Work required: Write out the material again exactly, please, and omit the pictures.
'''
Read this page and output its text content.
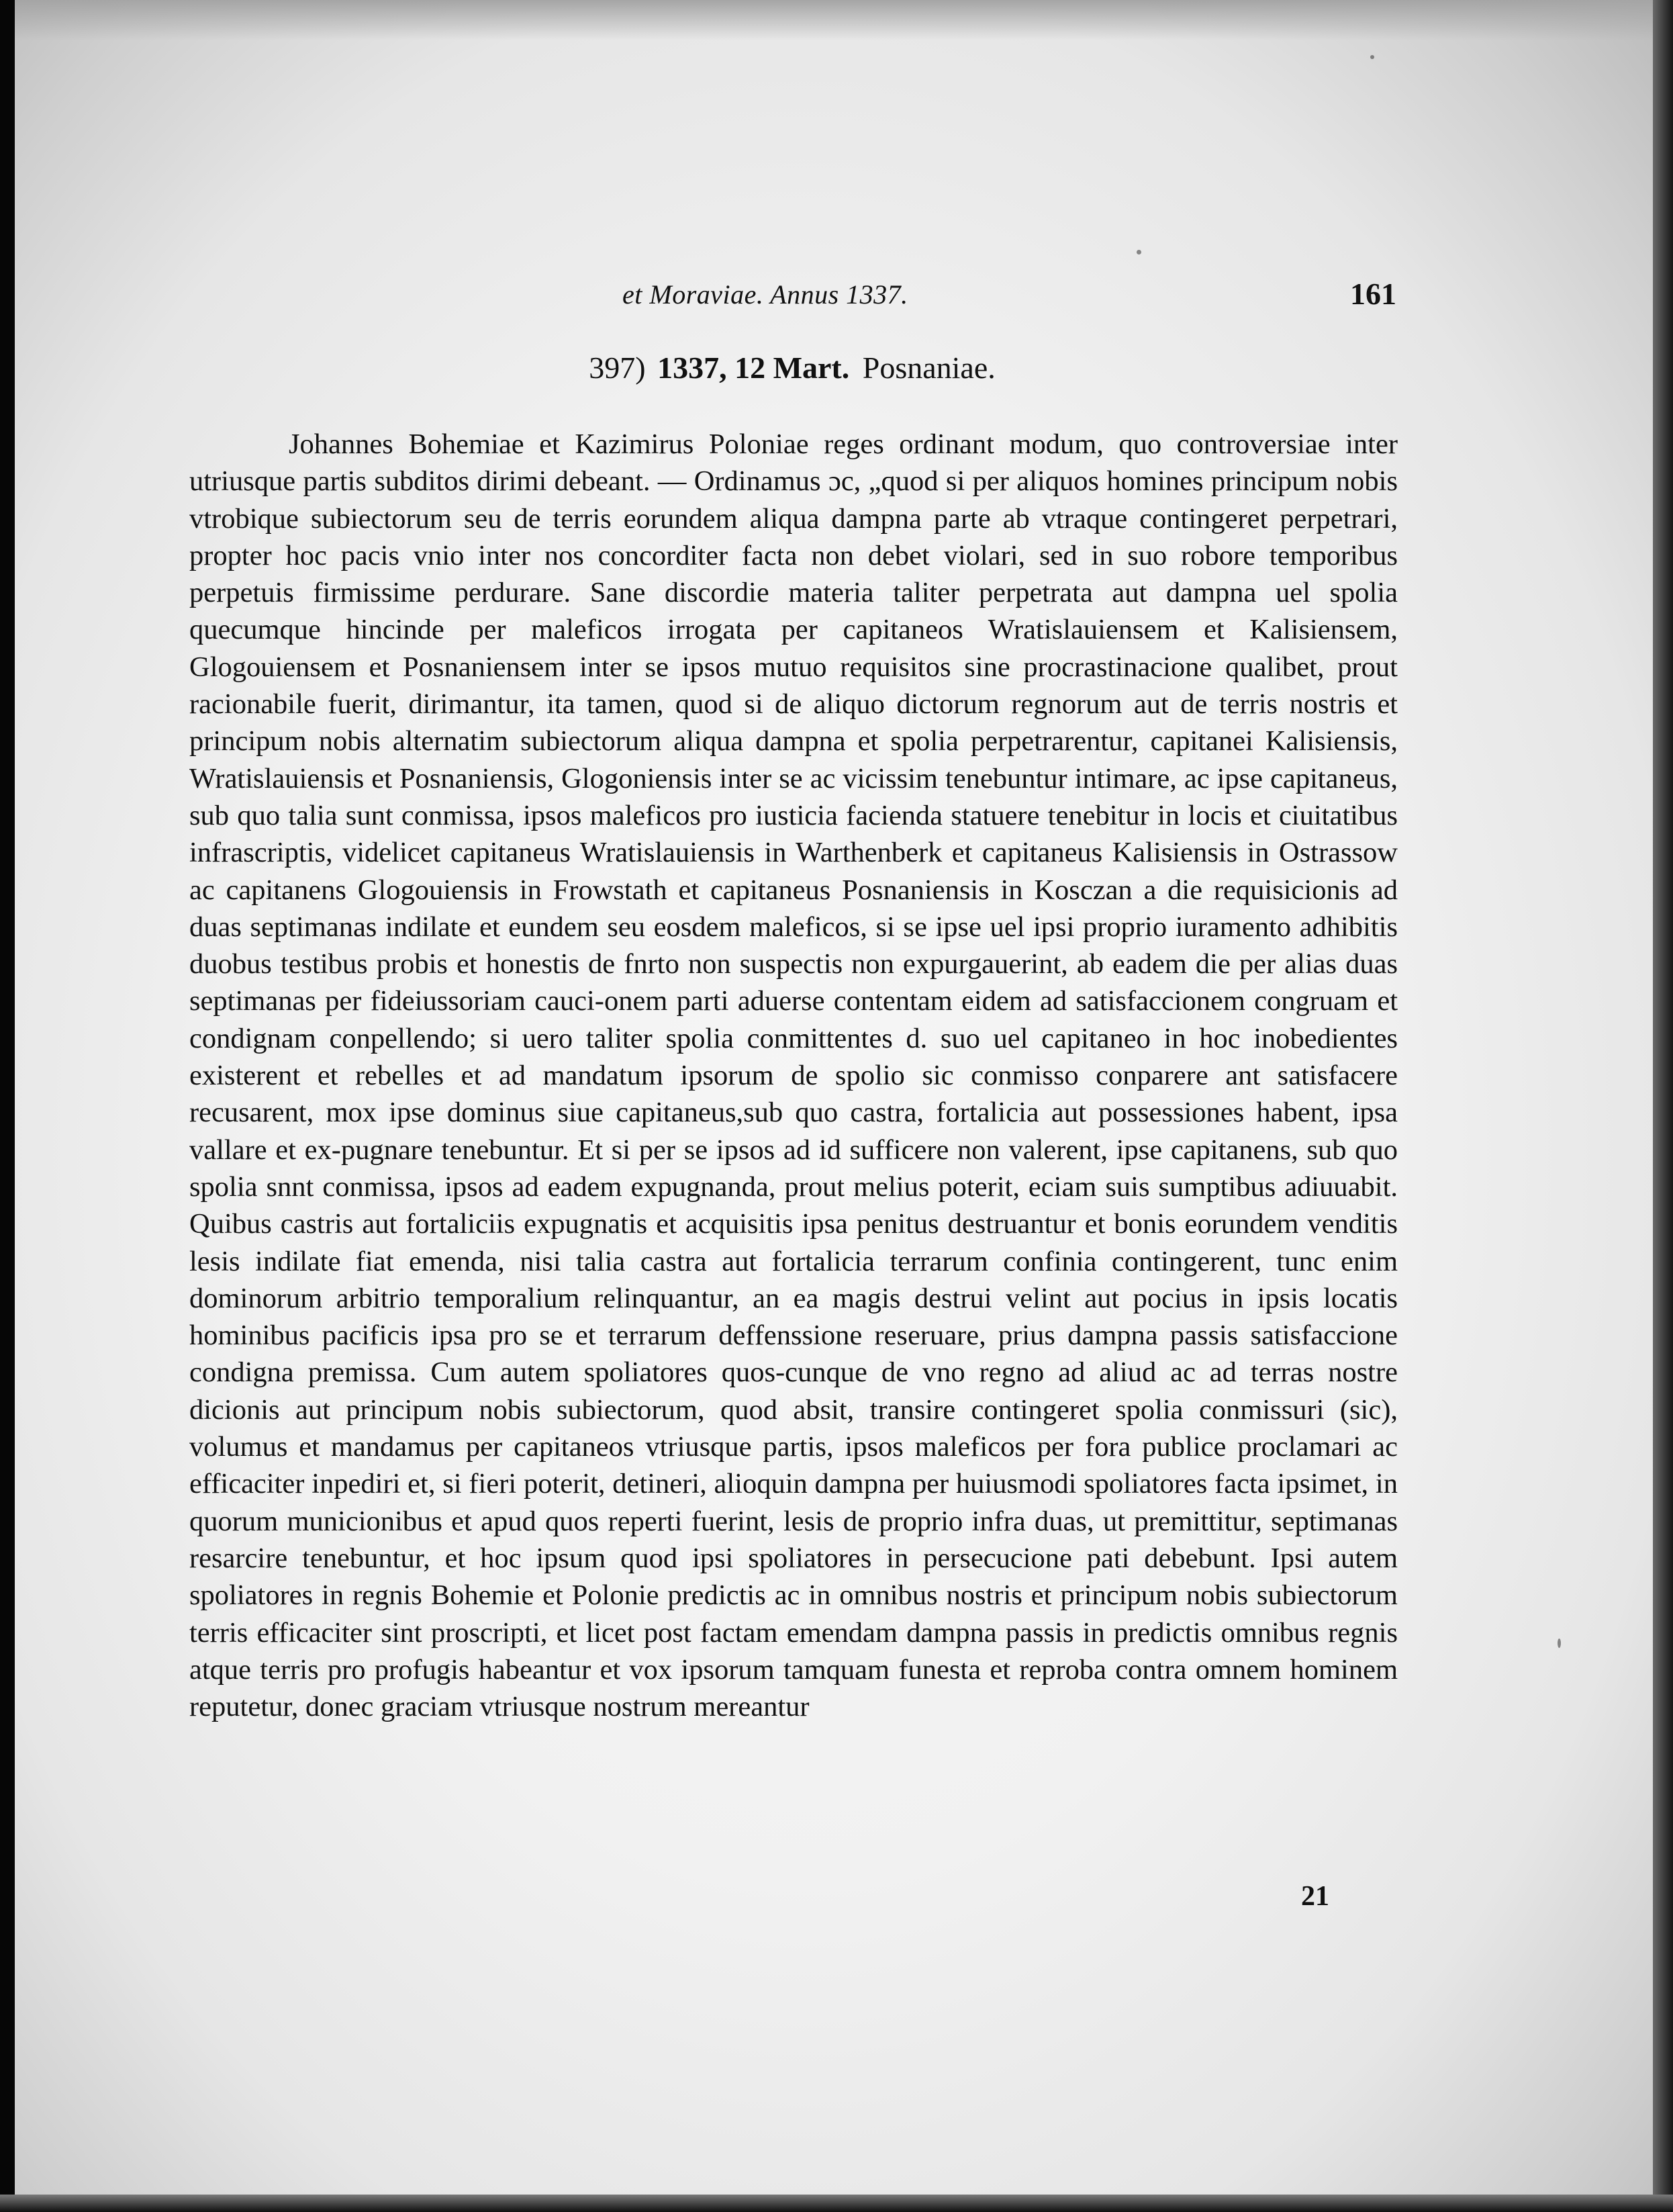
et Moraviae. Annus 1337.	161
397) 1337, 12 Mart. Posnaniae.
Johannes Bohemiae et Kazimirus Poloniae reges ordinant modum, quo controversiae inter utriusque partis subditos dirimi debeant. — Ordinamus ɔc, „quod si per aliquos homines principum nobis vtrobique subiectorum seu de terris eorundem aliqua dampna parte ab vtraque contingeret perpetrari, propter hoc pacis vnio inter nos concorditer facta non debet violari, sed in suo robore temporibus perpetuis firmissime perdurare. Sane discordie materia taliter perpetrata aut dampna uel spolia quecumque hincinde per maleficos irrogata per capitaneos Wratislauiensem et Kalisiensem, Glogouiensem et Posnaniensem inter se ipsos mutuo requisitos sine procrastinacione qualibet, prout racionabile fuerit, dirimantur, ita tamen, quod si de aliquo dictorum regnorum aut de terris nostris et principum nobis alternatim subiectorum aliqua dampna et spolia perpetrarentur, capitanei Kalisiensis, Wratislauiensis et Posnaniensis, Glogoniensis inter se ac vicissim tenebuntur intimare, ac ipse capitaneus, sub quo talia sunt conmissa, ipsos maleficos pro iusticia facienda statuere tenebitur in locis et ciuitatibus infrascriptis, videlicet capitaneus Wratislauiensis in Warthenberk et capitaneus Kalisiensis in Ostrassow ac capitanens Glogouiensis in Frowstath et capitaneus Posnaniensis in Kosczan a die requisicionis ad duas septimanas indilate et eundem seu eosdem maleficos, si se ipse uel ipsi proprio iuramento adhibitis duobus testibus probis et honestis de fnrto non suspectis non expurgauerint, ab eadem die per alias duas septimanas per fideiussoriam cauci-onem parti aduerse contentam eidem ad satisfaccionem congruam et condignam conpellendo; si uero taliter spolia conmittentes d. suo uel capitaneo in hoc inobedientes existerent et rebelles et ad mandatum ipsorum de spolio sic conmisso conparere ant satisfacere recusarent, mox ipse dominus siue capitaneus,sub quo castra, fortalicia aut possessiones habent, ipsa vallare et ex-pugnare tenebuntur. Et si per se ipsos ad id sufficere non valerent, ipse capitanens, sub quo spolia snnt conmissa, ipsos ad eadem expugnanda, prout melius poterit, eciam suis sumptibus adiuuabit. Quibus castris aut fortaliciis expugnatis et acquisitis ipsa penitus destruantur et bonis eorundem venditis lesis indilate fiat emenda, nisi talia castra aut fortalicia terrarum confinia contingerent, tunc enim dominorum arbitrio temporalium relinquantur, an ea magis destrui velint aut pocius in ipsis locatis hominibus pacificis ipsa pro se et terrarum deffenssione reseruare, prius dampna passis satisfaccione condigna premissa. Cum autem spoliatores quos-cunque de vno regno ad aliud ac ad terras nostre dicionis aut principum nobis subiectorum, quod absit, transire contingeret spolia conmissuri (sic), volumus et mandamus per capitaneos vtriusque partis, ipsos maleficos per fora publice proclamari ac efficaciter inpediri et, si fieri poterit, detineri, alioquin dampna per huiusmodi spoliatores facta ipsimet, in quorum municionibus et apud quos reperti fuerint, lesis de proprio infra duas, ut premittitur, septimanas resarcire tenebuntur, et hoc ipsum quod ipsi spoliatores in persecucione pati debebunt. Ipsi autem spoliatores in regnis Bohemie et Polonie predictis ac in omnibus nostris et principum nobis subiectorum terris efficaciter sint proscripti, et licet post factam emendam dampna passis in predictis omnibus regnis atque terris pro profugis habeantur et vox ipsorum tamquam funesta et reproba contra omnem hominem reputetur, donec graciam vtriusque nostrum mereantur
21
'''
Written answer:
Read this page and output its text content.
et Moraviae. Annus 1337.	161
397) 1337, 12 Mart. Posnaniae.
Johannes Bohemiae et Kazimirus Poloniae reges ordinant modum, quo controversiae inter utriusque partis subditos dirimi debeant. — Ordinamus ɔc, „quod si per aliquos homines principum nobis vtrobique subiectorum seu de terris eorundem aliqua dampna parte ab vtraque contingeret perpetrari, propter hoc pacis vnio inter nos concorditer facta non debet violari, sed in suo robore temporibus perpetuis firmissime perdurare. Sane discordie materia taliter perpetrata aut dampna uel spolia quecumque hincinde per maleficos irrogata per capitaneos Wratislauiensem et Kalisiensem, Glogouiensem et Posnaniensem inter se ipsos mutuo requisitos sine procrastinacione qualibet, prout racionabile fuerit, dirimantur, ita tamen, quod si de aliquo dictorum regnorum aut de terris nostris et principum nobis alternatim subiectorum aliqua dampna et spolia perpetrarentur, capitanei Kalisiensis, Wratislauiensis et Posnaniensis, Glogoniensis inter se ac vicissim tenebuntur intimare, ac ipse capitaneus, sub quo talia sunt conmissa, ipsos maleficos pro iusticia facienda statuere tenebitur in locis et ciuitatibus infrascriptis, videlicet capitaneus Wratislauiensis in Warthenberk et capitaneus Kalisiensis in Ostrassow ac capitanens Glogouiensis in Frowstath et capitaneus Posnaniensis in Kosczan a die requisicionis ad duas septimanas indilate et eundem seu eosdem maleficos, si se ipse uel ipsi proprio iuramento adhibitis duobus testibus probis et honestis de fnrto non suspectis non expurgauerint, ab eadem die per alias duas septimanas per fideiussoriam cauci-onem parti aduerse contentam eidem ad satisfaccionem congruam et condignam conpellendo; si uero taliter spolia conmittentes d. suo uel capitaneo in hoc inobedientes existerent et rebelles et ad mandatum ipsorum de spolio sic conmisso conparere ant satisfacere recusarent, mox ipse dominus siue capitaneus,sub quo castra, fortalicia aut possessiones habent, ipsa vallare et ex-pugnare tenebuntur. Et si per se ipsos ad id sufficere non valerent, ipse capitanens, sub quo spolia snnt conmissa, ipsos ad eadem expugnanda, prout melius poterit, eciam suis sumptibus adiuuabit. Quibus castris aut fortaliciis expugnatis et acquisitis ipsa penitus destruantur et bonis eorundem venditis lesis indilate fiat emenda, nisi talia castra aut fortalicia terrarum confinia contingerent, tunc enim dominorum arbitrio temporalium relinquantur, an ea magis destrui velint aut pocius in ipsis locatis hominibus pacificis ipsa pro se et terrarum deffenssione reseruare, prius dampna passis satisfaccione condigna premissa. Cum autem spoliatores quos-cunque de vno regno ad aliud ac ad terras nostre dicionis aut principum nobis subiectorum, quod absit, transire contingeret spolia conmissuri (sic), volumus et mandamus per capitaneos vtriusque partis, ipsos maleficos per fora publice proclamari ac efficaciter inpediri et, si fieri poterit, detineri, alioquin dampna per huiusmodi spoliatores facta ipsimet, in quorum municionibus et apud quos reperti fuerint, lesis de proprio infra duas, ut premittitur, septimanas resarcire tenebuntur, et hoc ipsum quod ipsi spoliatores in persecucione pati debebunt. Ipsi autem spoliatores in regnis Bohemie et Polonie predictis ac in omnibus nostris et principum nobis subiectorum terris efficaciter sint proscripti, et licet post factam emendam dampna passis in predictis omnibus regnis atque terris pro profugis habeantur et vox ipsorum tamquam funesta et reproba contra omnem hominem reputetur, donec graciam vtriusque nostrum mereantur
21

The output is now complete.